**ABOUT THIS EXERCISE:** Report each line of the entries below that has the word "gewalt" in it.

---

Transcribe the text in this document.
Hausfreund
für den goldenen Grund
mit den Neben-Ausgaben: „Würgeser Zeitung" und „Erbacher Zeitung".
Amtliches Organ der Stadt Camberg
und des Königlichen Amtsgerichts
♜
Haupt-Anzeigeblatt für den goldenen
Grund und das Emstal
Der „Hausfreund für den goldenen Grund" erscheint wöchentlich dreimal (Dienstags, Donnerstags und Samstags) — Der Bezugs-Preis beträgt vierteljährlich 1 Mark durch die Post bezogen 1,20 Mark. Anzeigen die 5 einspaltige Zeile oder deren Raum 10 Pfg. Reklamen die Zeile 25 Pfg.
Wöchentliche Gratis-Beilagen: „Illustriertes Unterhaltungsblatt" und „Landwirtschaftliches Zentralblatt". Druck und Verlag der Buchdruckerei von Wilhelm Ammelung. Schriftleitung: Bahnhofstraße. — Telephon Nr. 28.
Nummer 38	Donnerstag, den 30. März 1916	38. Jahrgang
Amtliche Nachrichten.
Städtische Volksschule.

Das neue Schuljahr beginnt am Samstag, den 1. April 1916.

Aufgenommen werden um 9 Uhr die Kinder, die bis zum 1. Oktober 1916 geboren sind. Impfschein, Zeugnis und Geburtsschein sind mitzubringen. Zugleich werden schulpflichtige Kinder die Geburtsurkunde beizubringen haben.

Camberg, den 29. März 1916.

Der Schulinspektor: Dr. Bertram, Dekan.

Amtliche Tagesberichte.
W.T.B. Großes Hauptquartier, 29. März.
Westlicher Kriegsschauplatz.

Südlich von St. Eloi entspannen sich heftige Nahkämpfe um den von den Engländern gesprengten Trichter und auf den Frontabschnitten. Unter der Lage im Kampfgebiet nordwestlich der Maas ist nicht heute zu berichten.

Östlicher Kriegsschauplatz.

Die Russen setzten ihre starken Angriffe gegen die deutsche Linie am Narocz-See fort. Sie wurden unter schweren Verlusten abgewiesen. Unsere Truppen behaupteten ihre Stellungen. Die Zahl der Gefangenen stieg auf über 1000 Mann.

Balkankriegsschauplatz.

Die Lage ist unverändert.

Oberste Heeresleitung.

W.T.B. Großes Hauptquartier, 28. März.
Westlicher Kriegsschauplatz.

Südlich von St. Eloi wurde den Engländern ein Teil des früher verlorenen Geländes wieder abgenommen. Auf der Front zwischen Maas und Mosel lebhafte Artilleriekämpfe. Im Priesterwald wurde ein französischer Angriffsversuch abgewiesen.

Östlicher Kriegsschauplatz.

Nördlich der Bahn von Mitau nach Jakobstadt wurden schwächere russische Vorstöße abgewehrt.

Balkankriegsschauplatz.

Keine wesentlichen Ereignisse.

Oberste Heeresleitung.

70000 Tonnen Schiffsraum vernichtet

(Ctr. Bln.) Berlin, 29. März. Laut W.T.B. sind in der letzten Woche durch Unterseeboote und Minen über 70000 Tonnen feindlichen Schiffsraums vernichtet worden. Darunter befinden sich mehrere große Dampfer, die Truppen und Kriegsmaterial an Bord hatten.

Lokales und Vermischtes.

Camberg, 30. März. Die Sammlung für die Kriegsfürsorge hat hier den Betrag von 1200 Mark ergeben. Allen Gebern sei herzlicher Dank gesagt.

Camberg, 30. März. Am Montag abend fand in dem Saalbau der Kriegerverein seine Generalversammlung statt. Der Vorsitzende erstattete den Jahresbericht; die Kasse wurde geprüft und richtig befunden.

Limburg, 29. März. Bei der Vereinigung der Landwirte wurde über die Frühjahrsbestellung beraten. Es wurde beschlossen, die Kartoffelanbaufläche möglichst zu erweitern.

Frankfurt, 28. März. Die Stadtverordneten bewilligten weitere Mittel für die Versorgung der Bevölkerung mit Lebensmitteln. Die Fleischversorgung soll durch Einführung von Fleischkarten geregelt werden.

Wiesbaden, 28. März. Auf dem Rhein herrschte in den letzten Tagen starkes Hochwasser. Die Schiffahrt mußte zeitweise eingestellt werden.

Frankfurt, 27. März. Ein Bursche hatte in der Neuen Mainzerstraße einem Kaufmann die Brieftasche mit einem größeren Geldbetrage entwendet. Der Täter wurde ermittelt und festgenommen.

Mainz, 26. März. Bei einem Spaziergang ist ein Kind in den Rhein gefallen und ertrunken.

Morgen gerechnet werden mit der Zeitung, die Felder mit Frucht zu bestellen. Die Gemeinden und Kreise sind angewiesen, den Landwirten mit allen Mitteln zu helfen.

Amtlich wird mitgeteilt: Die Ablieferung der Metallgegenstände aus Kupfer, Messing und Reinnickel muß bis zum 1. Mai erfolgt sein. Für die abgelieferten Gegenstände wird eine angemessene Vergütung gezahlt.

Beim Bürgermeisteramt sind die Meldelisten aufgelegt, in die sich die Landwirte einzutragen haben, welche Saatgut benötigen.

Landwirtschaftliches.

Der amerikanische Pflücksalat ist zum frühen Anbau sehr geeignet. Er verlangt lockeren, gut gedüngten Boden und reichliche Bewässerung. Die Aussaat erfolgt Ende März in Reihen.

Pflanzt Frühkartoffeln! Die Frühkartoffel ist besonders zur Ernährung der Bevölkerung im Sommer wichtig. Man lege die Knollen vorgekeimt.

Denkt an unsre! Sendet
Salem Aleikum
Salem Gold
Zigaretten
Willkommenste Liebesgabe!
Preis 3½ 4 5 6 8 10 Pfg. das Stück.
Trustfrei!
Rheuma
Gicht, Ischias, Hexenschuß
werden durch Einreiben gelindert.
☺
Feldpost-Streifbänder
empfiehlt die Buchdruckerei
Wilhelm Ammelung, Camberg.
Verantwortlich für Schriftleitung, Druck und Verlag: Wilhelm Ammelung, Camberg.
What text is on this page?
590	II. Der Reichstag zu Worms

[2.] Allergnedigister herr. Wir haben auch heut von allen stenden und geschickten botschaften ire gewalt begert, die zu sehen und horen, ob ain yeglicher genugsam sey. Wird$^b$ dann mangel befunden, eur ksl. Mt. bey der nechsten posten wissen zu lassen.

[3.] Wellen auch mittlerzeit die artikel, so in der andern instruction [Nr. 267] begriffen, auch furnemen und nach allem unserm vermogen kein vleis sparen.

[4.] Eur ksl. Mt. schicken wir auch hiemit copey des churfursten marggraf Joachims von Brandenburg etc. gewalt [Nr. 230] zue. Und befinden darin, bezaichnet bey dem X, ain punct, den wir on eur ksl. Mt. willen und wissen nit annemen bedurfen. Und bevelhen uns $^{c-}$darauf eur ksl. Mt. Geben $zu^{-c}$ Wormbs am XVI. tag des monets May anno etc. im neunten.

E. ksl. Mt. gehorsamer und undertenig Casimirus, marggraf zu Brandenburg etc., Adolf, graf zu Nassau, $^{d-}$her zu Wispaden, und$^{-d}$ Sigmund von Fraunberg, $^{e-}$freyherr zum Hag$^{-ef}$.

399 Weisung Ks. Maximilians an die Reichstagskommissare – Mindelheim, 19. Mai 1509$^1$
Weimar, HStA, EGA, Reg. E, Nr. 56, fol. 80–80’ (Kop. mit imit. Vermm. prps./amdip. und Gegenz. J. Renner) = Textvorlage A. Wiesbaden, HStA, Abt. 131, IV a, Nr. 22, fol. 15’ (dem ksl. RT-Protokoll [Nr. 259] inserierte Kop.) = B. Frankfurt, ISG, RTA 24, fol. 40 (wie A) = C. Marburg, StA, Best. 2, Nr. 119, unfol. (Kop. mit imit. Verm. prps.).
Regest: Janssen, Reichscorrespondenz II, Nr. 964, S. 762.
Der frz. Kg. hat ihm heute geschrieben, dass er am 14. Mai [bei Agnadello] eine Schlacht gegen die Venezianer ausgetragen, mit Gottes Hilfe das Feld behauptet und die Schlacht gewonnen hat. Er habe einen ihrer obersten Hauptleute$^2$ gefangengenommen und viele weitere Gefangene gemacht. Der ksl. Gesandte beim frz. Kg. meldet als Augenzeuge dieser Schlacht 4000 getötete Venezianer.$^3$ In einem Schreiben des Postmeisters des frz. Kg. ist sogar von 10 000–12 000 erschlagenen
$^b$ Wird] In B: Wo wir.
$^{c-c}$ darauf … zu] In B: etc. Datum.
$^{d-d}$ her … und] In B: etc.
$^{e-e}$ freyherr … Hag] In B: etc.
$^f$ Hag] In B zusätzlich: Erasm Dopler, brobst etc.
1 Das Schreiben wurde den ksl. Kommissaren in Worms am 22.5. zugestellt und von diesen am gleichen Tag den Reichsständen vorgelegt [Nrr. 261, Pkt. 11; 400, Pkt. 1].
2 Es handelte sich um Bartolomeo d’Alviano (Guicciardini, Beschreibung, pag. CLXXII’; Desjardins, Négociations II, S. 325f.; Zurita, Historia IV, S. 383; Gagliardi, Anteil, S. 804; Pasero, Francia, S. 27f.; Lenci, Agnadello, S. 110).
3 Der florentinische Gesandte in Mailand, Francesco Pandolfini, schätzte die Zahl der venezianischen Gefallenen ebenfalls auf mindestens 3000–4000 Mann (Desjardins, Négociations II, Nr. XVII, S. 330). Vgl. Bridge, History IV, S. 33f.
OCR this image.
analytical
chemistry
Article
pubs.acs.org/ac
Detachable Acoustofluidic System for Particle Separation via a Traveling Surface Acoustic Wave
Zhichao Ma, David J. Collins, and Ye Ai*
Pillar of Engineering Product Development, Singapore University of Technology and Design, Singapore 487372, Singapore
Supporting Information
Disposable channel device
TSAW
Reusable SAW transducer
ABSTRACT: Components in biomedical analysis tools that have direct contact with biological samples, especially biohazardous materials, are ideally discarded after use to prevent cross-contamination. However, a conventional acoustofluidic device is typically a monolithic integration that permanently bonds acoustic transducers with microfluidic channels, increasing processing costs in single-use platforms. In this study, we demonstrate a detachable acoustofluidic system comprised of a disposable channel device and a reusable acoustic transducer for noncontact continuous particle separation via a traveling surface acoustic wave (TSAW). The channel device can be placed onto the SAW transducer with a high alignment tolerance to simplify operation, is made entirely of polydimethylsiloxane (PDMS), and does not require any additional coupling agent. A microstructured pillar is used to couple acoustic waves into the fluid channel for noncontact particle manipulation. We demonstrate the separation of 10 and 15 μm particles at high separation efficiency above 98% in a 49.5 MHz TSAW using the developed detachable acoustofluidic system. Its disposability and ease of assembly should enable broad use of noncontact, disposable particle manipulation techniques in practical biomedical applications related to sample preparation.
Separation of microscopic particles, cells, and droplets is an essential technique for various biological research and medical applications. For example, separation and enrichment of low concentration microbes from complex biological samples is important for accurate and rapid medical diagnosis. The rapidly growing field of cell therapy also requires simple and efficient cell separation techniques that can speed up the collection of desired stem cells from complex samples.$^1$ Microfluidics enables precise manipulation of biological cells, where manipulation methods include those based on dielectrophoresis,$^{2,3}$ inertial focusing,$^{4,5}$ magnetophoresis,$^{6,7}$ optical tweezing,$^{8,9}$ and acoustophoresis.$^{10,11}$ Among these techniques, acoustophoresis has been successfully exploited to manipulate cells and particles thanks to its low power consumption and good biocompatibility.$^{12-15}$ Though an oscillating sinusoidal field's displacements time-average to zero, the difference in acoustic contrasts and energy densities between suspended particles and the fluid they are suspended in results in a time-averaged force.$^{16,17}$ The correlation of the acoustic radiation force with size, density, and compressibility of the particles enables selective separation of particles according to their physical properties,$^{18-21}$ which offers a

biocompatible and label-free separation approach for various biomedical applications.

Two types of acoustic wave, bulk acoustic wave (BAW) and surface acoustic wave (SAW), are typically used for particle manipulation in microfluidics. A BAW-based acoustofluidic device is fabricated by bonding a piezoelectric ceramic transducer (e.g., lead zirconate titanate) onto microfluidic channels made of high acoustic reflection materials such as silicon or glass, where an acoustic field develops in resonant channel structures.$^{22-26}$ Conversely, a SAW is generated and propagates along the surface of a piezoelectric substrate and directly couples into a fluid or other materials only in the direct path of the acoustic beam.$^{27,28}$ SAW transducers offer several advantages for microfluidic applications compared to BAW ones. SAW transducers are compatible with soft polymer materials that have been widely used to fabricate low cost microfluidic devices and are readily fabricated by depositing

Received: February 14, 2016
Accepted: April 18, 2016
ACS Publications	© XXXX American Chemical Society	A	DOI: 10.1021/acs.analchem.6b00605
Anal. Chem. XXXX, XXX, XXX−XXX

---

**SOLUTION FOR THIS TASK:**
[2.] Allergnedigister herr. Wir haben auch heut von allen stenden und geschickten botschaften ire gewalt begert, die zu sehen und horen, ob ain yeglicher genugsam sey. Wird$^b$ dann mangel befunden, eur ksl. Mt. bey der nechsten posten wissen zu lassen.
[4.] Eur ksl. Mt. schicken wir auch hiemit copey des churfursten marggraf Joachims von Brandenburg etc. gewalt [Nr. 230] zue. Und befinden darin, bezaichnet bey dem X, ain punct, den wir on eur ksl. Mt. willen und wissen nit annemen bedurfen. Und bevelhen uns $^{c-}$darauf eur ksl. Mt. Geben $zu^{-c}$ Wormbs am XVI. tag des monets May anno etc. im neunten.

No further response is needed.